» WRITTEN TASK
Repeat every line below exactly as it reads.

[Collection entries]
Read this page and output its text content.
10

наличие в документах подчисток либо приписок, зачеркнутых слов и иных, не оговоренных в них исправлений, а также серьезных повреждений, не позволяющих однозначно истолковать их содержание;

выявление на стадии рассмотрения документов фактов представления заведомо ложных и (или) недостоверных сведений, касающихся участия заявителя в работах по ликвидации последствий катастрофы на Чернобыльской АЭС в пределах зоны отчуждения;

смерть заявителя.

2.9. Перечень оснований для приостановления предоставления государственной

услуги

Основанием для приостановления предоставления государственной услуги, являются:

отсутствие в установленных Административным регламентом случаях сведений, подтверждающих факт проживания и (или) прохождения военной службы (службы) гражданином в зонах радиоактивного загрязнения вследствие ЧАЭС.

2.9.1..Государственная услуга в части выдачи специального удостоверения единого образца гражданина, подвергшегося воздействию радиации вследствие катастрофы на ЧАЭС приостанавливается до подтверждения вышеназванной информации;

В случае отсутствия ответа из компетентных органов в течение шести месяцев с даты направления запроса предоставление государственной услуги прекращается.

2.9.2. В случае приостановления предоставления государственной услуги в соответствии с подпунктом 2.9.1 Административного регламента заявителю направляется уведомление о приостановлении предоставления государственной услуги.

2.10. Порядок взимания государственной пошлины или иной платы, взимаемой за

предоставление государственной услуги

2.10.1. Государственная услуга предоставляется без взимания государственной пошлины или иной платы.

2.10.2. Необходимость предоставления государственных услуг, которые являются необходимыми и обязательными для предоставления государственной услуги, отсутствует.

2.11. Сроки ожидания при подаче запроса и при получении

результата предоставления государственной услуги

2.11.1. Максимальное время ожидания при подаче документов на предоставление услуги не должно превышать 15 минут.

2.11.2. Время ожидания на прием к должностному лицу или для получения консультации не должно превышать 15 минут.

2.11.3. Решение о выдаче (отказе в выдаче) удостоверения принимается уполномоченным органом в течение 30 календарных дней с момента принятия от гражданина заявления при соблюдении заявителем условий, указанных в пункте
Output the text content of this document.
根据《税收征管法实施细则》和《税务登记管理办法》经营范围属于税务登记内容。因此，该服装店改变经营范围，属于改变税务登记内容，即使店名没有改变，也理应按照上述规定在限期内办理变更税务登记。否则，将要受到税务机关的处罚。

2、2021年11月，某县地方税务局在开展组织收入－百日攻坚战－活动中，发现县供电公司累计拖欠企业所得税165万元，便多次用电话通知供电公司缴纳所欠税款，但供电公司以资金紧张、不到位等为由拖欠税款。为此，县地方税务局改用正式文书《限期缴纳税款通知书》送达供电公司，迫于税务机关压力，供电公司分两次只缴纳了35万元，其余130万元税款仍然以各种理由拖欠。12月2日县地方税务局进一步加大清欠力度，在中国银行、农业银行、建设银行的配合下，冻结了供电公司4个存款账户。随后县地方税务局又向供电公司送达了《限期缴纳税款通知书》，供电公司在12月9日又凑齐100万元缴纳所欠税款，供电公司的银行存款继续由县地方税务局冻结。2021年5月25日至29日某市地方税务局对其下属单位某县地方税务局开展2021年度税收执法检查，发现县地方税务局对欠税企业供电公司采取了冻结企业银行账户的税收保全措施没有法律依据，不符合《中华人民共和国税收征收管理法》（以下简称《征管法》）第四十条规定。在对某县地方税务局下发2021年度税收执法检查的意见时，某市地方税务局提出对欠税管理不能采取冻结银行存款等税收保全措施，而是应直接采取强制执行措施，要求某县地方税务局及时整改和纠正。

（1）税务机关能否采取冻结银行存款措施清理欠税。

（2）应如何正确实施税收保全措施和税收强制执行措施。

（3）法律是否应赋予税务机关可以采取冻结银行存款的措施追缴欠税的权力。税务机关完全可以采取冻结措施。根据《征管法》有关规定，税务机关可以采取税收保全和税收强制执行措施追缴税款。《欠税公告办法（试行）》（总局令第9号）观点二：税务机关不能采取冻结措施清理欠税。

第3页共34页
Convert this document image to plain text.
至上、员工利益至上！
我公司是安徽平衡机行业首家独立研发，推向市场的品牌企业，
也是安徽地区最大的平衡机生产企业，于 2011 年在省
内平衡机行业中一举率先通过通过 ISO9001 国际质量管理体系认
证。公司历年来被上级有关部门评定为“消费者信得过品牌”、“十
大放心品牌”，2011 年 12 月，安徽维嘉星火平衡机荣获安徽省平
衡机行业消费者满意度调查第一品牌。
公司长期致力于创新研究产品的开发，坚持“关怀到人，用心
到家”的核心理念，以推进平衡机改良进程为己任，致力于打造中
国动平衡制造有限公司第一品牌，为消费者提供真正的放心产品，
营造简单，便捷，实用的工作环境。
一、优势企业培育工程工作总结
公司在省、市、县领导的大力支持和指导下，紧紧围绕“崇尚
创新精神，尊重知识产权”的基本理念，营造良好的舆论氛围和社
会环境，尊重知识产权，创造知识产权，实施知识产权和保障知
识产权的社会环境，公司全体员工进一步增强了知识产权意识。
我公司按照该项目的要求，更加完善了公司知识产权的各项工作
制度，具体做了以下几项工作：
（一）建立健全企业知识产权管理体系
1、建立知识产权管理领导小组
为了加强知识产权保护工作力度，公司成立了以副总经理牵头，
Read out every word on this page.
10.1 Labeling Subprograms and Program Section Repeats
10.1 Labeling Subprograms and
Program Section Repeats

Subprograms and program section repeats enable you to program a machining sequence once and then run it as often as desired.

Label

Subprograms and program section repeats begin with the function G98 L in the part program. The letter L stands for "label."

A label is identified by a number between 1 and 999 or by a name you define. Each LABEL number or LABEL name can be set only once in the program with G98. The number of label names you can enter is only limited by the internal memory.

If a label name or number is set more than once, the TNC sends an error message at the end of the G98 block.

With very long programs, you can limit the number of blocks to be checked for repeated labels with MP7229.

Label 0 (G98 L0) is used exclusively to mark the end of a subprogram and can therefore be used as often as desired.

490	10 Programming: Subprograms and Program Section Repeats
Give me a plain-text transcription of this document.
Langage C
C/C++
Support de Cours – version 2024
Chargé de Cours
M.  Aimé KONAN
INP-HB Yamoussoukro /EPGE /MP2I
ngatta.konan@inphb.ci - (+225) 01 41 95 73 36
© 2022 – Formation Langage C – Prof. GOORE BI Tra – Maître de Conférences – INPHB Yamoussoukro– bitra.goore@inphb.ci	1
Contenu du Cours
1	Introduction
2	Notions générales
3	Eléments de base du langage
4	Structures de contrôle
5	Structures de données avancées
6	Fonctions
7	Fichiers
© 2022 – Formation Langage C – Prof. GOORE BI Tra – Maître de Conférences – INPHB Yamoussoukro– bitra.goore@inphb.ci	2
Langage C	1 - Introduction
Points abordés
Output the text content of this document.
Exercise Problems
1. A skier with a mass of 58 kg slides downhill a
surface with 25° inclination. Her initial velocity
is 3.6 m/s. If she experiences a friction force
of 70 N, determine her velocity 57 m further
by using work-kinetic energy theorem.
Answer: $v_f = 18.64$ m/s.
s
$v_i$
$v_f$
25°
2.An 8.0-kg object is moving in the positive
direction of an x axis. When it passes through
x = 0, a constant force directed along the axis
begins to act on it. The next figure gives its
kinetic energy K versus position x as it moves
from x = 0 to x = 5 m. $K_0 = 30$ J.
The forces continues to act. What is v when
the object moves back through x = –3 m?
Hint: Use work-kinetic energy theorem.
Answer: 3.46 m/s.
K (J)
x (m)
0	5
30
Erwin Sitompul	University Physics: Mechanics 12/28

» SOLVED EXERCISE
Read this page and output its text content.
10

наличие в документах подчисток либо приписок, зачеркнутых слов и иных, не оговоренных в них исправлений, а также серьезных повреждений, не позволяющих однозначно истолковать их содержание;

выявление на стадии рассмотрения документов фактов представления заведомо ложных и (или) недостоверных сведений, касающихся участия заявителя в работах по ликвидации последствий катастрофы на Чернобыльской АЭС в пределах зоны отчуждения;

смерть заявителя.

2.9. Перечень оснований для приостановления предоставления государственной

услуги

Основанием для приостановления предоставления государственной услуги, являются:

отсутствие в установленных Административным регламентом случаях сведений, подтверждающих факт проживания и (или) прохождения военной службы (службы) гражданином в зонах радиоактивного загрязнения вследствие ЧАЭС.

2.9.1..Государственная услуга в части выдачи специального удостоверения единого образца гражданина, подвергшегося воздействию радиации вследствие катастрофы на ЧАЭС приостанавливается до подтверждения вышеназванной информации;

В случае отсутствия ответа из компетентных органов в течение шести месяцев с даты направления запроса предоставление государственной услуги прекращается.

2.9.2. В случае приостановления предоставления государственной услуги в соответствии с подпунктом 2.9.1 Административного регламента заявителю направляется уведомление о приостановлении предоставления государственной услуги.

2.10. Порядок взимания государственной пошлины или иной платы, взимаемой за

предоставление государственной услуги

2.10.1. Государственная услуга предоставляется без взимания государственной пошлины или иной платы.

2.10.2. Необходимость предоставления государственных услуг, которые являются необходимыми и обязательными для предоставления государственной услуги, отсутствует.

2.11. Сроки ожидания при подаче запроса и при получении

результата предоставления государственной услуги

2.11.1. Максимальное время ожидания при подаче документов на предоставление услуги не должно превышать 15 минут.

2.11.2. Время ожидания на прием к должностному лицу или для получения консультации не должно превышать 15 минут.

2.11.3. Решение о выдаче (отказе в выдаче) удостоверения принимается уполномоченным органом в течение 30 календарных дней с момента принятия от гражданина заявления при соблюдении заявителем условий, указанных в пункте
Output the text content of this document.
根据《税收征管法实施细则》和《税务登记管理办法》经营范围属于税务登记内容。因此，该服装店改变经营范围，属于改变税务登记内容，即使店名没有改变，也理应按照上述规定在限期内办理变更税务登记。否则，将要受到税务机关的处罚。

2、2021年11月，某县地方税务局在开展组织收入－百日攻坚战－活动中，发现县供电公司累计拖欠企业所得税165万元，便多次用电话通知供电公司缴纳所欠税款，但供电公司以资金紧张、不到位等为由拖欠税款。为此，县地方税务局改用正式文书《限期缴纳税款通知书》送达供电公司，迫于税务机关压力，供电公司分两次只缴纳了35万元，其余130万元税款仍然以各种理由拖欠。12月2日县地方税务局进一步加大清欠力度，在中国银行、农业银行、建设银行的配合下，冻结了供电公司4个存款账户。随后县地方税务局又向供电公司送达了《限期缴纳税款通知书》，供电公司在12月9日又凑齐100万元缴纳所欠税款，供电公司的银行存款继续由县地方税务局冻结。2021年5月25日至29日某市地方税务局对其下属单位某县地方税务局开展2021年度税收执法检查，发现县地方税务局对欠税企业供电公司采取了冻结企业银行账户的税收保全措施没有法律依据，不符合《中华人民共和国税收征收管理法》（以下简称《征管法》）第四十条规定。在对某县地方税务局下发2021年度税收执法检查的意见时，某市地方税务局提出对欠税管理不能采取冻结银行存款等税收保全措施，而是应直接采取强制执行措施，要求某县地方税务局及时整改和纠正。

（1）税务机关能否采取冻结银行存款措施清理欠税。

（2）应如何正确实施税收保全措施和税收强制执行措施。

（3）法律是否应赋予税务机关可以采取冻结银行存款的措施追缴欠税的权力。税务机关完全可以采取冻结措施。根据《征管法》有关规定，税务机关可以采取税收保全和税收强制执行措施追缴税款。《欠税公告办法（试行）》（总局令第9号）观点二：税务机关不能采取冻结措施清理欠税。

第3页共34页
Convert this document image to plain text.
至上、员工利益至上！
我公司是安徽平衡机行业首家独立研发，推向市场的品牌企业，
也是安徽地区最大的平衡机生产企业，于 2011 年在省
内平衡机行业中一举率先通过通过 ISO9001 国际质量管理体系认
证。公司历年来被上级有关部门评定为“消费者信得过品牌”、“十
大放心品牌”，2011 年 12 月，安徽维嘉星火平衡机荣获安徽省平
衡机行业消费者满意度调查第一品牌。
公司长期致力于创新研究产品的开发，坚持“关怀到人，用心
到家”的核心理念，以推进平衡机改良进程为己任，致力于打造中
国动平衡制造有限公司第一品牌，为消费者提供真正的放心产品，
营造简单，便捷，实用的工作环境。
一、优势企业培育工程工作总结
公司在省、市、县领导的大力支持和指导下，紧紧围绕“崇尚
创新精神，尊重知识产权”的基本理念，营造良好的舆论氛围和社
会环境，尊重知识产权，创造知识产权，实施知识产权和保障知
识产权的社会环境，公司全体员工进一步增强了知识产权意识。
我公司按照该项目的要求，更加完善了公司知识产权的各项工作
制度，具体做了以下几项工作：
（一）建立健全企业知识产权管理体系
1、建立知识产权管理领导小组
为了加强知识产权保护工作力度，公司成立了以副总经理牵头，
Read out every word on this page.
10.1 Labeling Subprograms and Program Section Repeats
10.1 Labeling Subprograms and
Program Section Repeats

Subprograms and program section repeats enable you to program a machining sequence once and then run it as often as desired.

Label

Subprograms and program section repeats begin with the function G98 L in the part program. The letter L stands for "label."

A label is identified by a number between 1 and 999 or by a name you define. Each LABEL number or LABEL name can be set only once in the program with G98. The number of label names you can enter is only limited by the internal memory.

If a label name or number is set more than once, the TNC sends an error message at the end of the G98 block.

With very long programs, you can limit the number of blocks to be checked for repeated labels with MP7229.

Label 0 (G98 L0) is used exclusively to mark the end of a subprogram and can therefore be used as often as desired.

490	10 Programming: Subprograms and Program Section Repeats
Give me a plain-text transcription of this document.
Langage C
C/C++
Support de Cours – version 2024
Chargé de Cours
M.  Aimé KONAN
INP-HB Yamoussoukro /EPGE /MP2I
ngatta.konan@inphb.ci - (+225) 01 41 95 73 36
© 2022 – Formation Langage C – Prof. GOORE BI Tra – Maître de Conférences – INPHB Yamoussoukro– bitra.goore@inphb.ci	1
Contenu du Cours
1	Introduction
2	Notions générales
3	Eléments de base du langage
4	Structures de contrôle
5	Structures de données avancées
6	Fonctions
7	Fichiers
© 2022 – Formation Langage C – Prof. GOORE BI Tra – Maître de Conférences – INPHB Yamoussoukro– bitra.goore@inphb.ci	2
Langage C	1 - Introduction
Points abordés
Output the text content of this document.
Exercise Problems
1. A skier with a mass of 58 kg slides downhill a
surface with 25° inclination. Her initial velocity
is 3.6 m/s. If she experiences a friction force
of 70 N, determine her velocity 57 m further
by using work-kinetic energy theorem.
Answer: $v_f = 18.64$ m/s.
s
$v_i$
$v_f$
25°
2.An 8.0-kg object is moving in the positive
direction of an x axis. When it passes through
x = 0, a constant force directed along the axis
begins to act on it. The next figure gives its
kinetic energy K versus position x as it moves
from x = 0 to x = 5 m. $K_0 = 30$ J.
The forces continues to act. What is v when
the object moves back through x = –3 m?
Hint: Use work-kinetic energy theorem.
Answer: 3.46 m/s.
K (J)
x (m)
0	5
30
Erwin Sitompul	University Physics: Mechanics 12/28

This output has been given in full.